PROMPT
Leave out the pictures and repeat the rest of the material exactly.
--- SUPPLIED MATERIAL ---
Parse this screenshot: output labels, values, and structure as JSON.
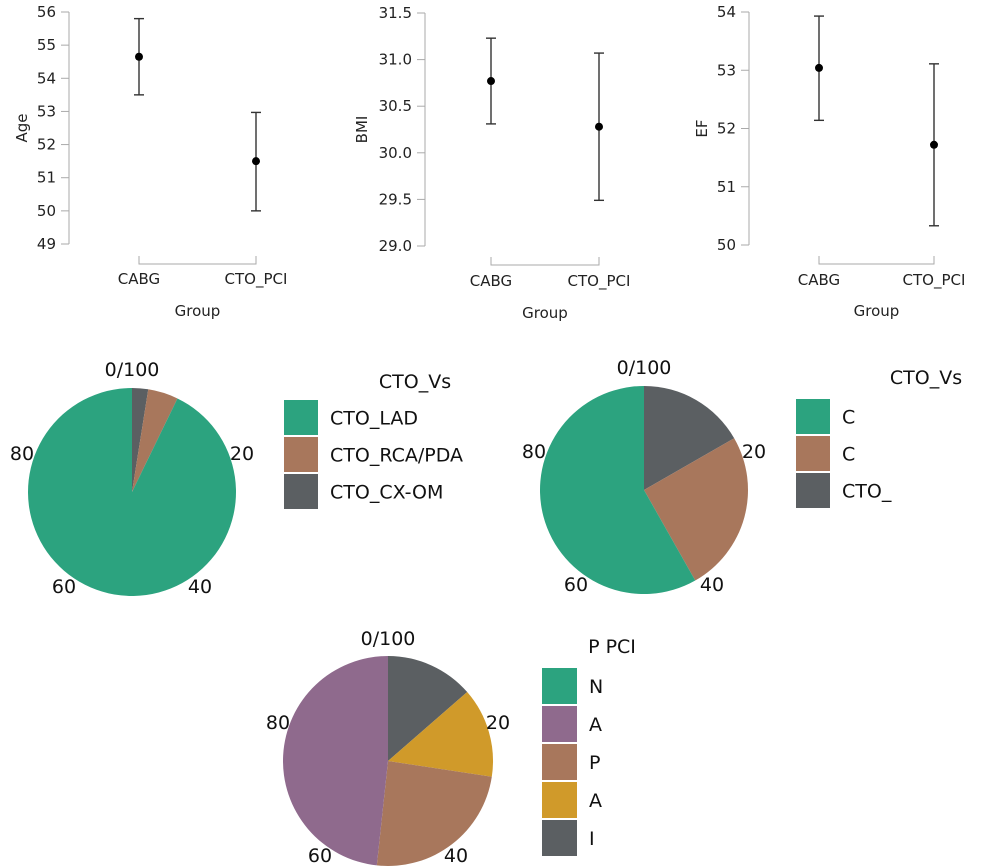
{
  "chart_data": [
    {
      "type": "errorbar",
      "ylabel": "Age",
      "xlabel": "Group",
      "categories": [
        "CABG",
        "CTO_PCI"
      ],
      "means": [
        54.65,
        51.5
      ],
      "lower": [
        53.5,
        50.0
      ],
      "upper": [
        55.8,
        52.97
      ],
      "ylim": [
        49,
        56
      ],
      "yticks": [
        "49",
        "50",
        "51",
        "52",
        "53",
        "54",
        "55",
        "56"
      ],
      "ytick_values": [
        49,
        50,
        51,
        52,
        53,
        54,
        55,
        56
      ]
    },
    {
      "type": "errorbar",
      "ylabel": "BMI",
      "xlabel": "Group",
      "categories": [
        "CABG",
        "CTO_PCI"
      ],
      "means": [
        30.77,
        30.28
      ],
      "lower": [
        30.31,
        29.49
      ],
      "upper": [
        31.23,
        31.07
      ],
      "ylim": [
        29.0,
        31.5
      ],
      "yticks": [
        "29.0",
        "29.5",
        "30.0",
        "30.5",
        "31.0",
        "31.5"
      ],
      "ytick_values": [
        29.0,
        29.5,
        30.0,
        30.5,
        31.0,
        31.5
      ]
    },
    {
      "type": "errorbar",
      "ylabel": "EF",
      "xlabel": "Group",
      "categories": [
        "CABG",
        "CTO_PCI"
      ],
      "means": [
        53.04,
        51.72
      ],
      "lower": [
        52.14,
        50.33
      ],
      "upper": [
        53.93,
        53.11
      ],
      "ylim": [
        50,
        54
      ],
      "yticks": [
        "50",
        "51",
        "52",
        "53",
        "54"
      ],
      "ytick_values": [
        50,
        51,
        52,
        53,
        54
      ]
    },
    {
      "type": "pie",
      "legend_title": "CTO_Vs",
      "legend_title_visible": "CTO_Vs",
      "angle_labels": [
        "0/100",
        "20",
        "40",
        "60",
        "80"
      ],
      "slices": [
        {
          "label": "CTO_LAD",
          "visible_label": "CTO_LAD",
          "value": 92.8,
          "color": "#2ca37f"
        },
        {
          "label": "CTO_RCA/PDA",
          "visible_label": "CTO_RCA/PDA",
          "value": 4.7,
          "color": "#a8775c"
        },
        {
          "label": "CTO_CX-OM",
          "visible_label": "CTO_CX-OM",
          "value": 2.5,
          "color": "#5b5f62"
        }
      ],
      "draw_order": [
        2,
        1,
        0
      ]
    },
    {
      "type": "pie",
      "legend_title": "CTO_Vs",
      "legend_title_visible": "CTO_Vs",
      "angle_labels": [
        "0/100",
        "20",
        "40",
        "60",
        "80"
      ],
      "slices": [
        {
          "label": "CTO_LAD",
          "visible_label": "C",
          "value": 58.2,
          "color": "#2ca37f"
        },
        {
          "label": "CTO_RCA/PDA",
          "visible_label": "C",
          "value": 25.1,
          "color": "#a8775c"
        },
        {
          "label": "CTO_CX-OM",
          "visible_label": "CTO_",
          "value": 16.7,
          "color": "#5b5f62"
        }
      ],
      "draw_order": [
        2,
        1,
        0
      ]
    },
    {
      "type": "pie",
      "legend_title": "P... PCI",
      "legend_title_visible": "P        PCI",
      "angle_labels": [
        "0/100",
        "20",
        "40",
        "60",
        "80"
      ],
      "slices": [
        {
          "label": "N",
          "visible_label": "N",
          "value": 0,
          "color": "#2ca37f"
        },
        {
          "label": "A",
          "visible_label": "A",
          "value": 48.3,
          "color": "#8f6a8d"
        },
        {
          "label": "P",
          "visible_label": "P",
          "value": 24.3,
          "color": "#a8775c"
        },
        {
          "label": "A",
          "visible_label": "A",
          "value": 13.8,
          "color": "#d09a2a"
        },
        {
          "label": "I",
          "visible_label": "I",
          "value": 13.6,
          "color": "#5b5f62"
        }
      ],
      "draw_order": [
        4,
        3,
        2,
        1,
        0
      ]
    }
  ]
}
---
SOLUTION TO THE EXERCISE
Parse this screenshot: output labels, values, and structure as JSON.
{
  "chart_data": [
    {
      "type": "errorbar",
      "ylabel": "Age",
      "xlabel": "Group",
      "categories": [
        "CABG",
        "CTO_PCI"
      ],
      "means": [
        54.65,
        51.5
      ],
      "lower": [
        53.5,
        50.0
      ],
      "upper": [
        55.8,
        52.97
      ],
      "ylim": [
        49,
        56
      ],
      "yticks": [
        "49",
        "50",
        "51",
        "52",
        "53",
        "54",
        "55",
        "56"
      ],
      "ytick_values": [
        49,
        50,
        51,
        52,
        53,
        54,
        55,
        56
      ]
    },
    {
      "type": "errorbar",
      "ylabel": "BMI",
      "xlabel": "Group",
      "categories": [
        "CABG",
        "CTO_PCI"
      ],
      "means": [
        30.77,
        30.28
      ],
      "lower": [
        30.31,
        29.49
      ],
      "upper": [
        31.23,
        31.07
      ],
      "ylim": [
        29.0,
        31.5
      ],
      "yticks": [
        "29.0",
        "29.5",
        "30.0",
        "30.5",
        "31.0",
        "31.5"
      ],
      "ytick_values": [
        29.0,
        29.5,
        30.0,
        30.5,
        31.0,
        31.5
      ]
    },
    {
      "type": "errorbar",
      "ylabel": "EF",
      "xlabel": "Group",
      "categories": [
        "CABG",
        "CTO_PCI"
      ],
      "means": [
        53.04,
        51.72
      ],
      "lower": [
        52.14,
        50.33
      ],
      "upper": [
        53.93,
        53.11
      ],
      "ylim": [
        50,
        54
      ],
      "yticks": [
        "50",
        "51",
        "52",
        "53",
        "54"
      ],
      "ytick_values": [
        50,
        51,
        52,
        53,
        54
      ]
    },
    {
      "type": "pie",
      "legend_title": "CTO_Vs",
      "legend_title_visible": "CTO_Vs",
      "angle_labels": [
        "0/100",
        "20",
        "40",
        "60",
        "80"
      ],
      "slices": [
        {
          "label": "CTO_LAD",
          "visible_label": "CTO_LAD",
          "value": 92.8,
          "color": "#2ca37f"
        },
        {
          "label": "CTO_RCA/PDA",
          "visible_label": "CTO_RCA/PDA",
          "value": 4.7,
          "color": "#a8775c"
        },
        {
          "label": "CTO_CX-OM",
          "visible_label": "CTO_CX-OM",
          "value": 2.5,
          "color": "#5b5f62"
        }
      ],
      "draw_order": [
        2,
        1,
        0
      ]
    },
    {
      "type": "pie",
      "legend_title": "CTO_Vs",
      "legend_title_visible": "CTO_Vs",
      "angle_labels": [
        "0/100",
        "20",
        "40",
        "60",
        "80"
      ],
      "slices": [
        {
          "label": "CTO_LAD",
          "visible_label": "C",
          "value": 58.2,
          "color": "#2ca37f"
        },
        {
          "label": "CTO_RCA/PDA",
          "visible_label": "C",
          "value": 25.1,
          "color": "#a8775c"
        },
        {
          "label": "CTO_CX-OM",
          "visible_label": "CTO_",
          "value": 16.7,
          "color": "#5b5f62"
        }
      ],
      "draw_order": [
        2,
        1,
        0
      ]
    },
    {
      "type": "pie",
      "legend_title": "P... PCI",
      "legend_title_visible": "P        PCI",
      "angle_labels": [
        "0/100",
        "20",
        "40",
        "60",
        "80"
      ],
      "slices": [
        {
          "label": "N",
          "visible_label": "N",
          "value": 0,
          "color": "#2ca37f"
        },
        {
          "label": "A",
          "visible_label": "A",
          "value": 48.3,
          "color": "#8f6a8d"
        },
        {
          "label": "P",
          "visible_label": "P",
          "value": 24.3,
          "color": "#a8775c"
        },
        {
          "label": "A",
          "visible_label": "A",
          "value": 13.8,
          "color": "#d09a2a"
        },
        {
          "label": "I",
          "visible_label": "I",
          "value": 13.6,
          "color": "#5b5f62"
        }
      ],
      "draw_order": [
        4,
        3,
        2,
        1,
        0
      ]
    }
  ]
}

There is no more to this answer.